- _Challenge_: Transcribe every record that appears below, exactly and in full.

▼

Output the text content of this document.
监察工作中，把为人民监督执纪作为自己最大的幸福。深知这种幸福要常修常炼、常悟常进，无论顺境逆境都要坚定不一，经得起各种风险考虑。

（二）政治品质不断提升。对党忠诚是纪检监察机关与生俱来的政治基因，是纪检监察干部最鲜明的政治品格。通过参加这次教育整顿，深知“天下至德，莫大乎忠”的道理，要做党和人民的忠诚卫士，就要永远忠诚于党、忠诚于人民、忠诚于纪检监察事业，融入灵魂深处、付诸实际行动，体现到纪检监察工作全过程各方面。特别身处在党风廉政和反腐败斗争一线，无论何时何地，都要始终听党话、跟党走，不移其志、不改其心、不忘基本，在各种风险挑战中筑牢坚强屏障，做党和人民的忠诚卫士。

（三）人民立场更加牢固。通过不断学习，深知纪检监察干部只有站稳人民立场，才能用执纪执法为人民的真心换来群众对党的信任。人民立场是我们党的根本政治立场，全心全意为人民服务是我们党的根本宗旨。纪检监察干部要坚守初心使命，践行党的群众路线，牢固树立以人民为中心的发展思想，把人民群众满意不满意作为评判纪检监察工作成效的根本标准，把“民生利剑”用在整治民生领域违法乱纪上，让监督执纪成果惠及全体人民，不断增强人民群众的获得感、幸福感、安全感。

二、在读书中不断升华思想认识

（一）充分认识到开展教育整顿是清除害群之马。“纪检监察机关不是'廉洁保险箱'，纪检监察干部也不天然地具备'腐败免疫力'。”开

▲

- _Answer to this exercise_:
Output the text content of this document.
监察工作中，把为人民监督执纪作为自己最大的幸福。深知这种幸福要常修常炼、常悟常进，无论顺境逆境都要坚定不一，经得起各种风险考虑。

（二）政治品质不断提升。对党忠诚是纪检监察机关与生俱来的政治基因，是纪检监察干部最鲜明的政治品格。通过参加这次教育整顿，深知“天下至德，莫大乎忠”的道理，要做党和人民的忠诚卫士，就要永远忠诚于党、忠诚于人民、忠诚于纪检监察事业，融入灵魂深处、付诸实际行动，体现到纪检监察工作全过程各方面。特别身处在党风廉政和反腐败斗争一线，无论何时何地，都要始终听党话、跟党走，不移其志、不改其心、不忘基本，在各种风险挑战中筑牢坚强屏障，做党和人民的忠诚卫士。

（三）人民立场更加牢固。通过不断学习，深知纪检监察干部只有站稳人民立场，才能用执纪执法为人民的真心换来群众对党的信任。人民立场是我们党的根本政治立场，全心全意为人民服务是我们党的根本宗旨。纪检监察干部要坚守初心使命，践行党的群众路线，牢固树立以人民为中心的发展思想，把人民群众满意不满意作为评判纪检监察工作成效的根本标准，把“民生利剑”用在整治民生领域违法乱纪上，让监督执纪成果惠及全体人民，不断增强人民群众的获得感、幸福感、安全感。

二、在读书中不断升华思想认识

（一）充分认识到开展教育整顿是清除害群之马。“纪检监察机关不是'廉洁保险箱'，纪检监察干部也不天然地具备'腐败免疫力'。”开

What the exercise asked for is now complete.